Un esame particolare con indicazioni specifiche è L’ERCP (colangiopancreatografia endoscopica retrograda), cioè una particolare gastroscopia in cui si raggiunge la papilla duodenale e la si incannula con un catetere, si inietta mezzo di contrasto e si fa una radiografia per vedere si ci sono calcoli nella via biliare (cioè il “tubo” di connessione tra fegato e duodeno) o altri problemi (restringimenti di tipo infiammatorio o neoplastico). Se necessario si può eseguire anche la asportazione dei calcoli e/o il posizionamento di endoprotesi o stent (tubi di plastica o metallici per far defluire la bile). Questa metodica viene eseguita iniettando per via endovenosa un sedativo; può anche essere eseguita in sala operatoria durante l’intervento chirurgico. E’ una metodica invasiva che viene eseguita se c’è la certezza o un fondato sospetto di calcolosi della via biliare o di altri problemi.

ISTRUZIONI DI LAVORO:
1. Rispondi a queste domande sul testo sull'ERCP.
(a) Che cosa si inietta dopo aver incannulato la papilla duodenale?
(b) Che cosa sono le endoprotesi o stent?
(c) Oltre che con un sedativo per via endovenosa, in quale altro contesto può essere eseguita la metodica?
2. Prosegui il testo sull'ERCP a partire dalla sua ultima frase.

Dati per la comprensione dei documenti
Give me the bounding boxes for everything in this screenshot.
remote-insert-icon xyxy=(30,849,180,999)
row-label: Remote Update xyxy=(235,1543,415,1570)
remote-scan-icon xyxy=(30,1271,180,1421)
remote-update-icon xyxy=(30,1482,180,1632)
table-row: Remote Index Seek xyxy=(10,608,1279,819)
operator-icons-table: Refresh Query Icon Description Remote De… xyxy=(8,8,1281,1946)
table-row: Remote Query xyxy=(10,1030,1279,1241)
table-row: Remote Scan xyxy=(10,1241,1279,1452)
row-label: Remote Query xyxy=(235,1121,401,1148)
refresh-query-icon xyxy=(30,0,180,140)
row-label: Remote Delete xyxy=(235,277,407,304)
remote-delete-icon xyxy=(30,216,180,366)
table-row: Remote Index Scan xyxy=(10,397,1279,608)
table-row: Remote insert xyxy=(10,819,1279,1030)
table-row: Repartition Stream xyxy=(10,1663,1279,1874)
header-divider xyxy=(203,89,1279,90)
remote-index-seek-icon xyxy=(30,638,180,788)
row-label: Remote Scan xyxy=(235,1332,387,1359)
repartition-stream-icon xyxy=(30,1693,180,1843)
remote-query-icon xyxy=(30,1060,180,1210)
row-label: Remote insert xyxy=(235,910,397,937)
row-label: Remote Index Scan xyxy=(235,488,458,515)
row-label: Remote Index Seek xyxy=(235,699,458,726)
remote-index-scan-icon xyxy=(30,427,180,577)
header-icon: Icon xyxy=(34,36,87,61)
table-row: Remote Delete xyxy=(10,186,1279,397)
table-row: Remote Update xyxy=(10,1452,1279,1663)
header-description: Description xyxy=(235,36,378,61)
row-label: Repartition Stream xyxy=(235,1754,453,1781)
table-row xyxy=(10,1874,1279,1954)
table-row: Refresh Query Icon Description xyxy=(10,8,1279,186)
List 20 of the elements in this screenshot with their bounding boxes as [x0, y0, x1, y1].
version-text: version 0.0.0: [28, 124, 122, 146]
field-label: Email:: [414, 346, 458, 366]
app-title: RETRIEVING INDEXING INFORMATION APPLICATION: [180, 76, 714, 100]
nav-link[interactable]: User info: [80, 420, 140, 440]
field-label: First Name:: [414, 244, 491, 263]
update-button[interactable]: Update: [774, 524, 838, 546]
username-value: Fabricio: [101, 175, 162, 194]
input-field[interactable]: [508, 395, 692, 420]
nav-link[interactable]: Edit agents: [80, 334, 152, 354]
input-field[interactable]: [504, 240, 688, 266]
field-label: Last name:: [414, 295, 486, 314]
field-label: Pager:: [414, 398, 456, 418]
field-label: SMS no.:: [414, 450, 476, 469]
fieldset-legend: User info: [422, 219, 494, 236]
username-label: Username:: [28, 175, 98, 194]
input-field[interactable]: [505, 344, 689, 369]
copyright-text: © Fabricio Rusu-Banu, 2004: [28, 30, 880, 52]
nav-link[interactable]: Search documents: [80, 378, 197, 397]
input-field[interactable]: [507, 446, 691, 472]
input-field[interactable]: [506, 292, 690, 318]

RISPOSTE:
1.
(a) Il mezzo di contrasto.
(b) Tubi di plastica o metallici per far defluire la bile.
(c) In sala operatoria durante l'intervento chirurgico.

2.
Trattamento

In genere, nei pazienti asintomatici l’approccio è conservativo: si procede dunque a un’osservazione clinica nel tempo, per esempio mediante esami di imaging.

La terapia non chirurgica per il trattamento dei calcoli biliari può essere effettuata con agenti di dissoluzione, come l’ursodiolo; una classe di farmaci in grado di “sciogliere” i calcoli biliari, diminuendo la sintesi del colesterolo e la quantità secreta, riducendone così la saturazione nella bile.

Si procede a colecistectomia, rimozione completa della colecisti, in caso di:

  • Presenza di “sludge” o microcalcoli;
  • Comparsa di coliche biliari;
  • Anemie emolitiche croniche;
  • Obesi con rapido calo ponderale dopo la chirurgia bariatrica;
  • Polipi > 10 mm;
  • Pazienti con colelitiasi che si sottopongono a chirurgia addominale per altro motivo (comparsa di sintomatologia nel 20% dei casi nei 5 anni successivi all’intervento).

La colecistectomia è la procedura addominale più comunemente eseguita nei paesi Occidentali.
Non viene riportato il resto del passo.